[Collected data entries]
** START **

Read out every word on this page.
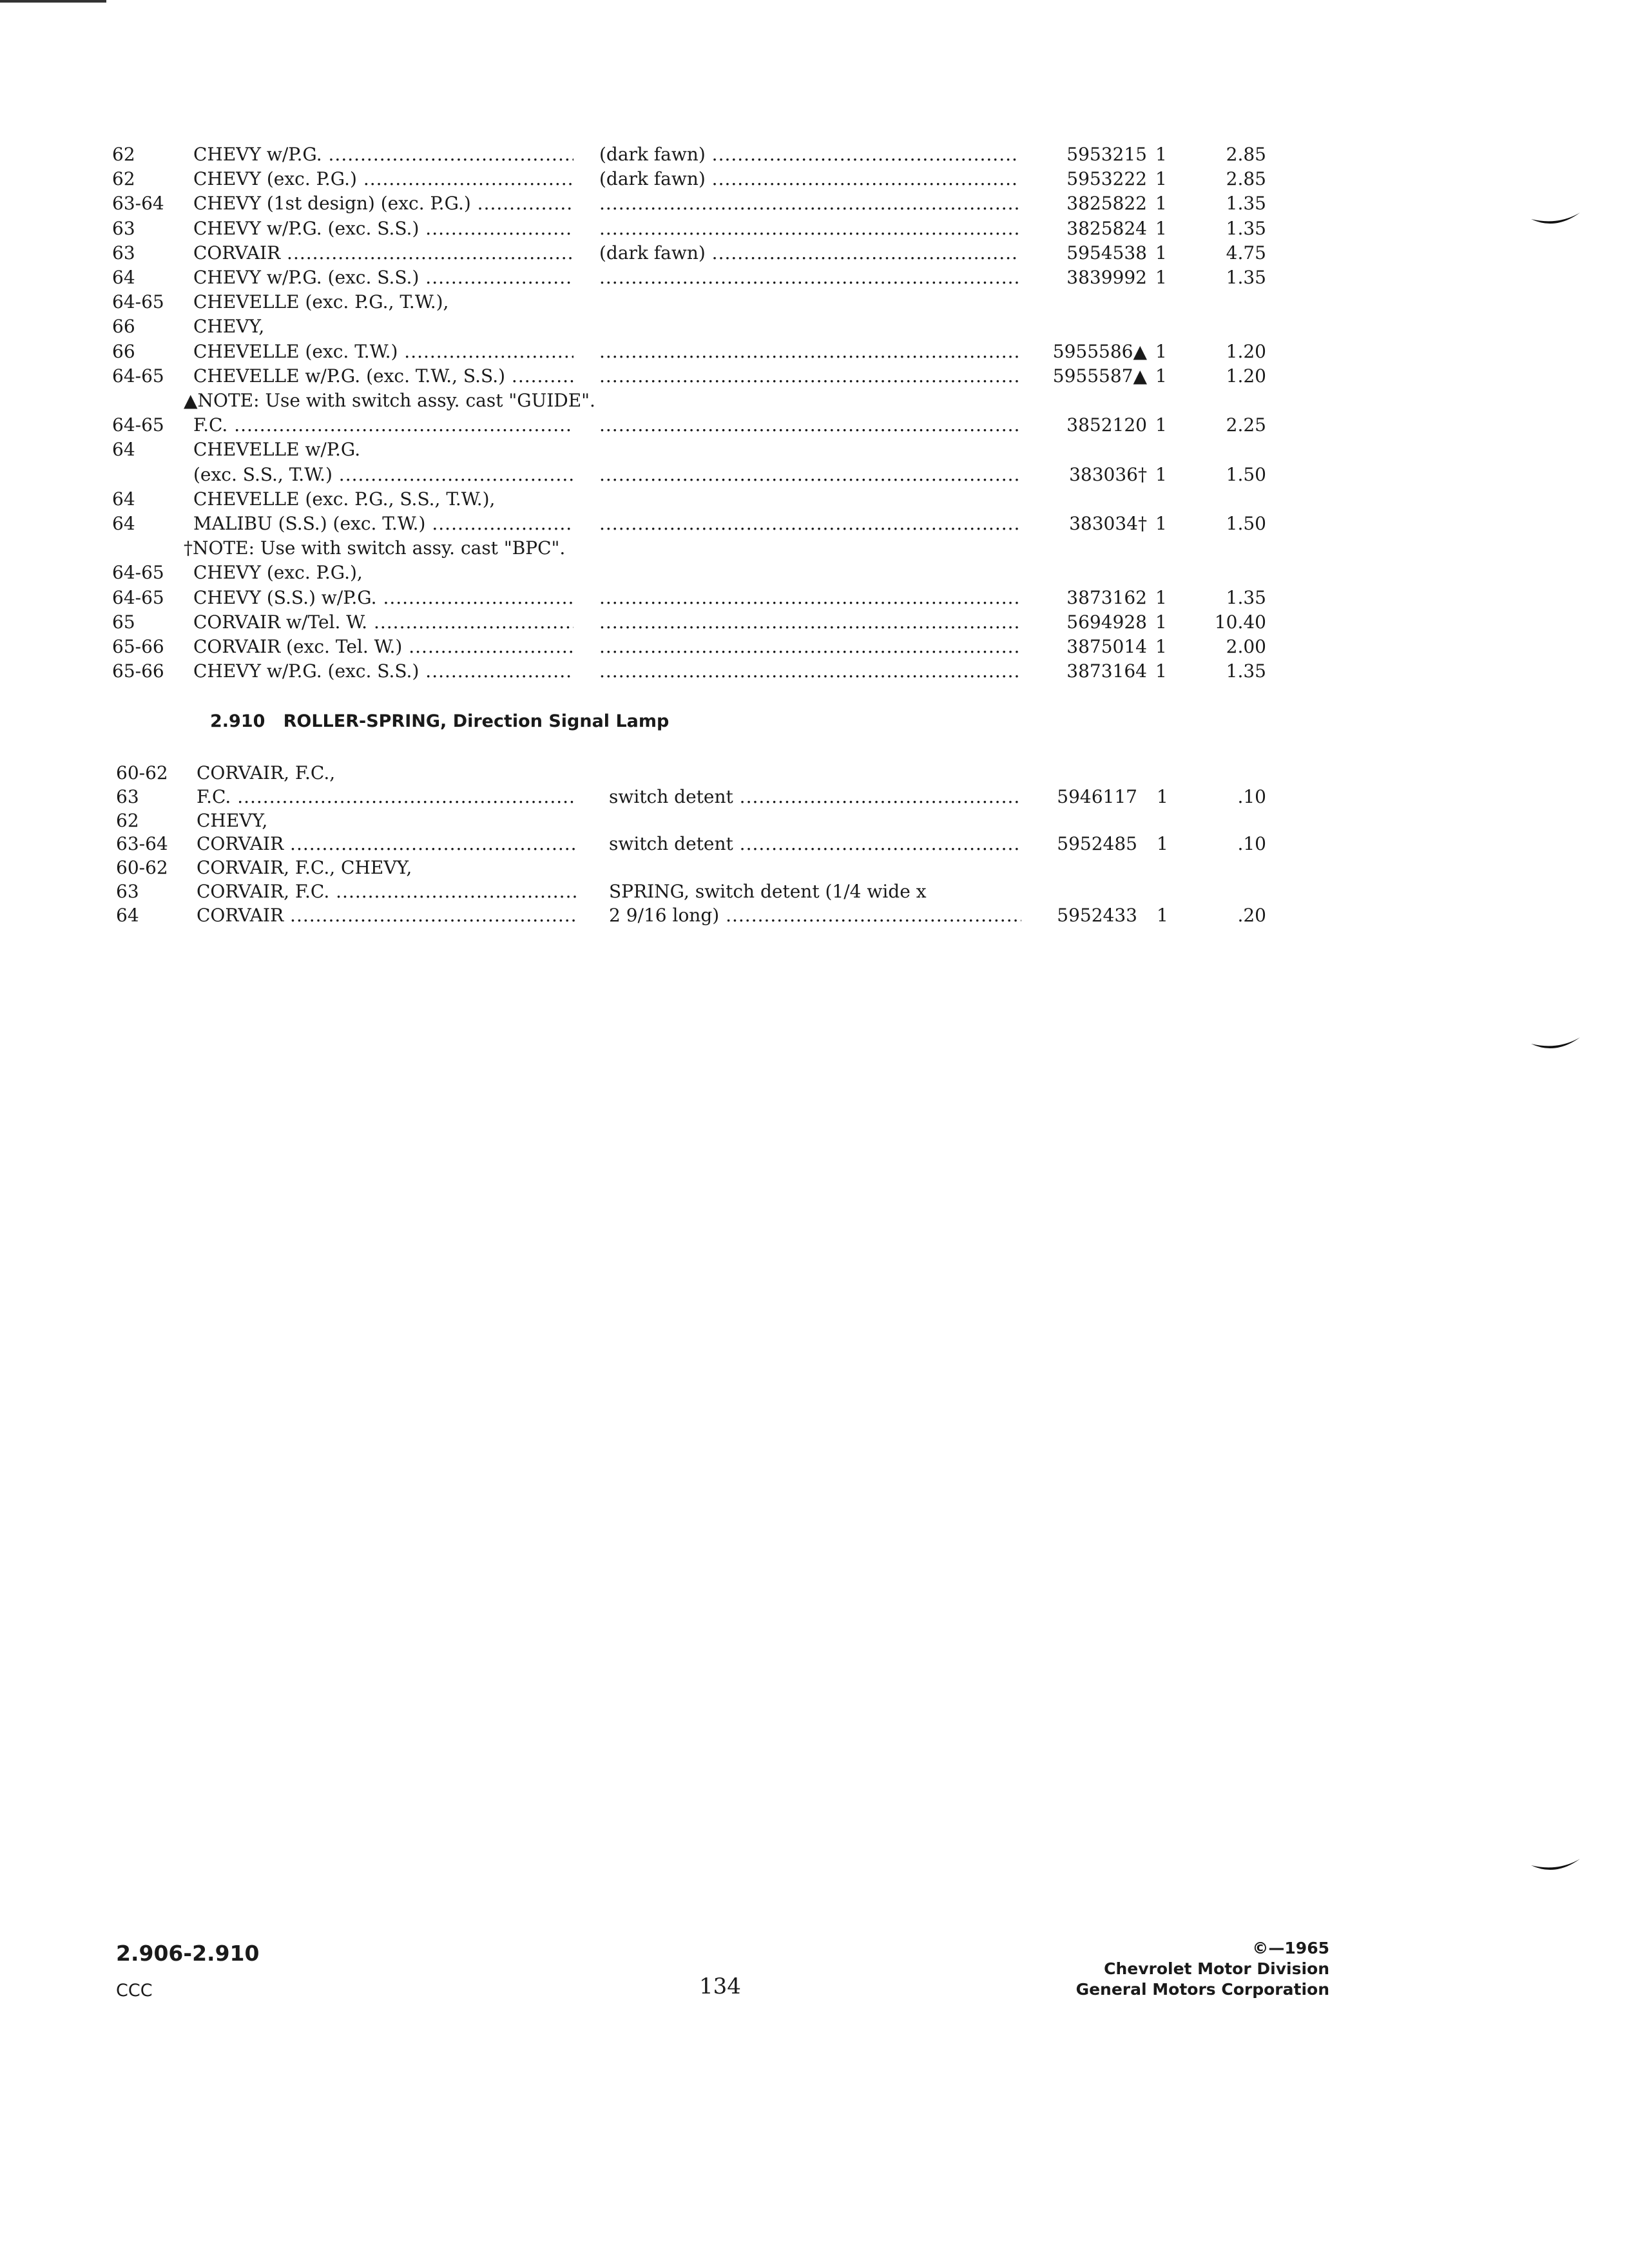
62	CHEVY w/P.G. .....	(dark fawn) .....	5953215 1	2.85
62	CHEVY (exc. P.G.) .....	(dark fawn) .....	5953222 1	2.85
63-64 CHEVY (1st design) (exc. P.G.) ..... .....	3825822 1	1.35
63	CHEVY w/P.G. (exc. S.S.) ..... .....	3825824 1	1.35
63	CORVAIR .....	(dark fawn) .....	5954538 1	4.75
64	CHEVY w/P.G. (exc. S.S.) ..... .....	3839992 1	1.35
64-65 CHEVELLE (exc. P.G., T.W.),
66	CHEVY,
66	CHEVELLE (exc. T.W.) ..... .....	5955586▲ 1	1.20
64-65 CHEVELLE w/P.G. (exc. T.W., S.S.) ..... .....	5955587▲ 1	1.20
▲NOTE: Use with switch assy. cast "GUIDE".
64-65 F.C. ..... .....	3852120 1	2.25
64	CHEVELLE w/P.G.
(exc. S.S., T.W.) ..... .....	383036† 1	1.50
64	CHEVELLE (exc. P.G., S.S., T.W.),
64	MALIBU (S.S.) (exc. T.W.) ..... .....	383034† 1	1.50
†NOTE: Use with switch assy. cast "BPC".
64-65 CHEVY (exc. P.G.),
64-65 CHEVY (S.S.) w/P.G. ..... .....	3873162 1	1.35
65	CORVAIR w/Tel. W. ..... .....	5694928 1	10.40
65-66 CORVAIR (exc. Tel. W.) ..... .....	3875014 1	2.00
65-66 CHEVY w/P.G. (exc. S.S.) ..... .....	3873164 1	1.35
2.910 ROLLER-SPRING, Direction Signal Lamp
60-62 CORVAIR, F.C.,
63	F.C. .....	switch detent .....	5946117 1	.10
62	CHEVY,
63-64 CORVAIR .....	switch detent .....	5952485 1	.10
60-62 CORVAIR, F.C., CHEVY,
63	CORVAIR, F.C. .....	SPRING, switch detent (1/4 wide x
64	CORVAIR .....	2 9/16 long) .....	5952433 1	.20
2.906-2.910
CCC	134
©—1965
Chevrolet Motor Division
General Motors Corporation
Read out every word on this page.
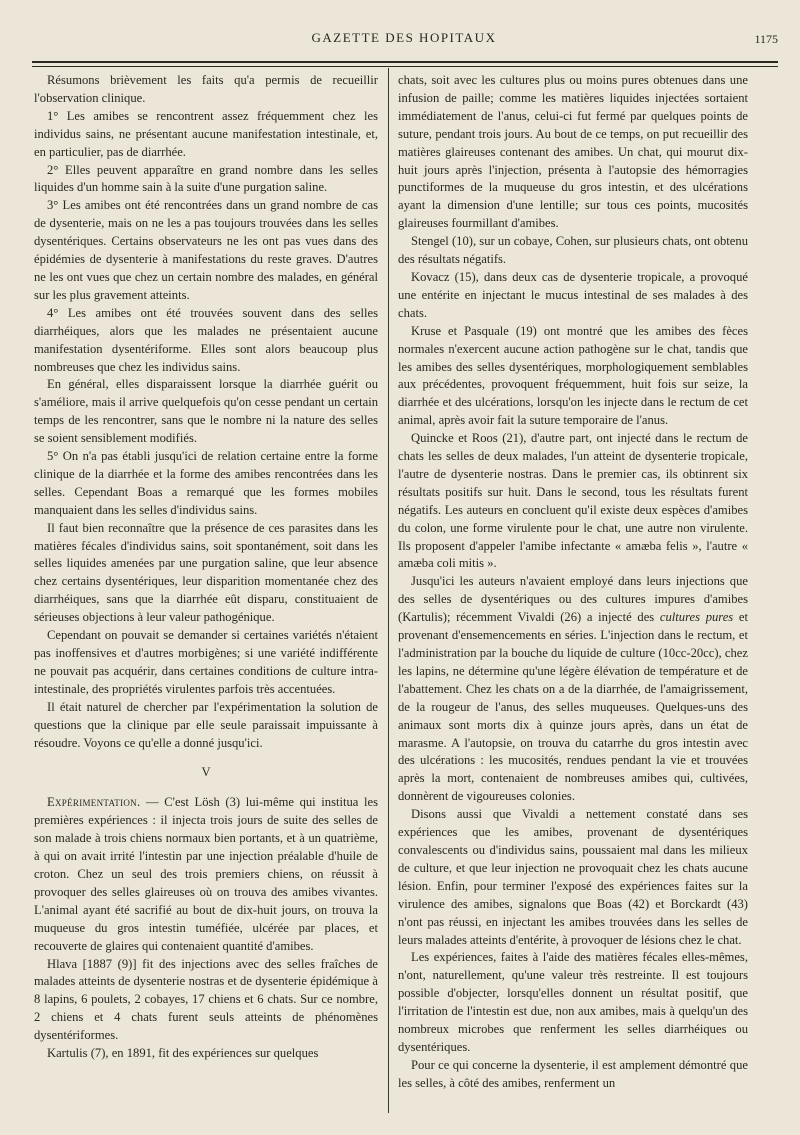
GAZETTE DES HOPITAUX	1175

Résumons brièvement les faits qu'a permis de recueillir l'observation clinique.

1° Les amibes se rencontrent assez fréquemment chez les individus sains, ne présentant aucune manifestation intestinale, et, en particulier, pas de diarrhée.

2° Elles peuvent apparaître en grand nombre dans les selles liquides d'un homme sain à la suite d'une purgation saline.

3° Les amibes ont été rencontrées dans un grand nombre de cas de dysenterie, mais on ne les a pas toujours trouvées dans les selles dysentériques. Certains observateurs ne les ont pas vues dans des épidémies de dysenterie à manifestations du reste graves. D'autres ne les ont vues que chez un certain nombre des malades, en général sur les plus gravement atteints.

4° Les amibes ont été trouvées souvent dans des selles diarrhéiques, alors que les malades ne présentaient aucune manifestation dysentériforme. Elles sont alors beaucoup plus nombreuses que chez les individus sains.

En général, elles disparaissent lorsque la diarrhée guérit ou s'améliore, mais il arrive quelquefois qu'on cesse pendant un certain temps de les rencontrer, sans que le nombre ni la nature des selles se soient sensiblement modifiés.

5° On n'a pas établi jusqu'ici de relation certaine entre la forme clinique de la diarrhée et la forme des amibes rencontrées dans les selles. Cependant Boas a remarqué que les formes mobiles manquaient dans les selles d'individus sains.

Il faut bien reconnaître que la présence de ces parasites dans les matières fécales d'individus sains, soit spontanément, soit dans les selles liquides amenées par une purgation saline, que leur absence chez certains dysentériques, leur disparition momentanée chez des diarrhéiques, sans que la diarrhée eût disparu, constituaient de sérieuses objections à leur valeur pathogénique.

Cependant on pouvait se demander si certaines variétés n'étaient pas inoffensives et d'autres morbigènes; si une variété indifférente ne pouvait pas acquérir, dans certaines conditions de culture intra-intestinale, des propriétés virulentes parfois très accentuées.

Il était naturel de chercher par l'expérimentation la solution de questions que la clinique par elle seule paraissait impuissante à résoudre. Voyons ce qu'elle a donné jusqu'ici.

V

Expérimentation. — C'est Lösh (3) lui-même qui institua les premières expériences : il injecta trois jours de suite des selles de son malade à trois chiens normaux bien portants, et à un quatrième, à qui on avait irrité l'intestin par une injection préalable d'huile de croton. Chez un seul des trois premiers chiens, on réussit à provoquer des selles glaireuses où on trouva des amibes vivantes. L'animal ayant été sacrifié au bout de dix-huit jours, on trouva la muqueuse du gros intestin tuméfiée, ulcérée par places, et recouverte de glaires qui contenaient quantité d'amibes.

Hlava [1887 (9)] fit des injections avec des selles fraîches de malades atteints de dysenterie nostras et de dysenterie épidémique à 8 lapins, 6 poulets, 2 cobayes, 17 chiens et 6 chats. Sur ce nombre, 2 chiens et 4 chats furent seuls atteints de phénomènes dysentériformes.

Kartulis (7), en 1891, fit des expériences sur quelques

chats, soit avec les cultures plus ou moins pures obtenues dans une infusion de paille; comme les matières liquides injectées sortaient immédiatement de l'anus, celui-ci fut fermé par quelques points de suture, pendant trois jours. Au bout de ce temps, on put recueillir des matières glaireuses contenant des amibes. Un chat, qui mourut dix-huit jours après l'injection, présenta à l'autopsie des hémorragies punctiformes de la muqueuse du gros intestin, et des ulcérations ayant la dimension d'une lentille; sur tous ces points, mucosités glaireuses fourmillant d'amibes.

Stengel (10), sur un cobaye, Cohen, sur plusieurs chats, ont obtenu des résultats négatifs.

Kovacz (15), dans deux cas de dysenterie tropicale, a provoqué une entérite en injectant le mucus intestinal de ses malades à des chats.

Kruse et Pasquale (19) ont montré que les amibes des fèces normales n'exercent aucune action pathogène sur le chat, tandis que les amibes des selles dysentériques, morphologiquement semblables aux précédentes, provoquent fréquemment, huit fois sur seize, la diarrhée et des ulcérations, lorsqu'on les injecte dans le rectum de cet animal, après avoir fait la suture temporaire de l'anus.

Quincke et Roos (21), d'autre part, ont injecté dans le rectum de chats les selles de deux malades, l'un atteint de dysenterie tropicale, l'autre de dysenterie nostras. Dans le premier cas, ils obtinrent six résultats positifs sur huit. Dans le second, tous les résultats furent négatifs. Les auteurs en concluent qu'il existe deux espèces d'amibes du colon, une forme virulente pour le chat, une autre non virulente. Ils proposent d'appeler l'amibe infectante « amæba felis », l'autre « amæba coli mitis ».

Jusqu'ici les auteurs n'avaient employé dans leurs injections que des selles de dysentériques ou des cultures impures d'amibes (Kartulis); récemment Vivaldi (26) a injecté des cultures pures et provenant d'ensemencements en séries. L'injection dans le rectum, et l'administration par la bouche du liquide de culture (10cc-20cc), chez les lapins, ne détermine qu'une légère élévation de température et de l'abattement. Chez les chats on a de la diarrhée, de l'amaigrissement, de la rougeur de l'anus, des selles muqueuses. Quelques-uns des animaux sont morts dix à quinze jours après, dans un état de marasme. A l'autopsie, on trouva du catarrhe du gros intestin avec des ulcérations : les mucosités, rendues pendant la vie et trouvées après la mort, contenaient de nombreuses amibes qui, cultivées, donnèrent de vigoureuses colonies.

Disons aussi que Vivaldi a nettement constaté dans ses expériences que les amibes, provenant de dysentériques convalescents ou d'individus sains, poussaient mal dans les milieux de culture, et que leur injection ne provoquait chez les chats aucune lésion. Enfin, pour terminer l'exposé des expériences faites sur la virulence des amibes, signalons que Boas (42) et Borckardt (43) n'ont pas réussi, en injectant les amibes trouvées dans les selles de leurs malades atteints d'entérite, à provoquer de lésions chez le chat.

Les expériences, faites à l'aide des matières fécales elles-mêmes, n'ont, naturellement, qu'une valeur très restreinte. Il est toujours possible d'objecter, lorsqu'elles donnent un résultat positif, que l'irritation de l'intestin est due, non aux amibes, mais à quelqu'un des nombreux microbes que renferment les selles diarrhéiques ou dysentériques.

Pour ce qui concerne la dysenterie, il est amplement démontré que les selles, à côté des amibes, renferment un
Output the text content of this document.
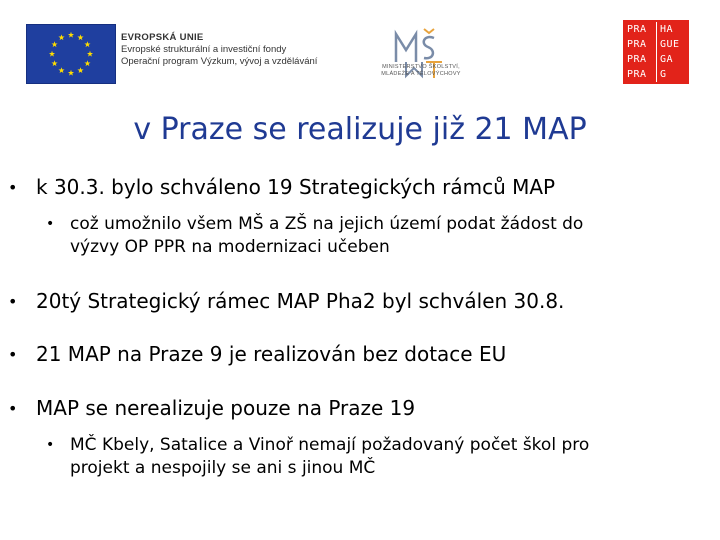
EVROPSKÁ UNIE
Evropské strukturální a investiční fondy
Operační program Výzkum, vývoj a vzdělávání	MINISTERSTVO ŠKOLSTVÍ,
MLÁDEŽE A TĚLOVÝCHOVY
PRA	HA
PRA	GUE
PRA	GA
PRA	G
v Praze se realizuje již 21 MAP
• k 30.3. bylo schváleno 19 Strategických rámců MAP
• což umožnilo všem MŠ a ZŠ na jejich území podat žádost do
výzvy OP PPR na modernizaci učeben
• 20tý Strategický rámec MAP Pha2 byl schválen 30.8.
• 21 MAP na Praze 9 je realizován bez dotace EU
• MAP se nerealizuje pouze na Praze 19
• MČ Kbely, Satalice a Vinoř nemají požadovaný počet škol pro
projekt a nespojily se ani s jinou MČ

** END **

• WRITTEN PROBLEM:
Repeat exactly the lines from the one containing "Output the text content of this document." to the last line of the records above, including both, and leave out any pictures.

• WRITTEN ANSWER:
Output the text content of this document.
EVROPSKÁ UNIE
Evropské strukturální a investiční fondy
Operační program Výzkum, vývoj a vzdělávání	MINISTERSTVO ŠKOLSTVÍ,
MLÁDEŽE A TĚLOVÝCHOVY
PRA	HA
PRA	GUE
PRA	GA
PRA	G
v Praze se realizuje již 21 MAP
• k 30.3. bylo schváleno 19 Strategických rámců MAP
• což umožnilo všem MŠ a ZŠ na jejich území podat žádost do
výzvy OP PPR na modernizaci učeben
• 20tý Strategický rámec MAP Pha2 byl schválen 30.8.
• 21 MAP na Praze 9 je realizován bez dotace EU
• MAP se nerealizuje pouze na Praze 19
• MČ Kbely, Satalice a Vinoř nemají požadovaný počet škol pro
projekt a nespojily se ani s jinou MČ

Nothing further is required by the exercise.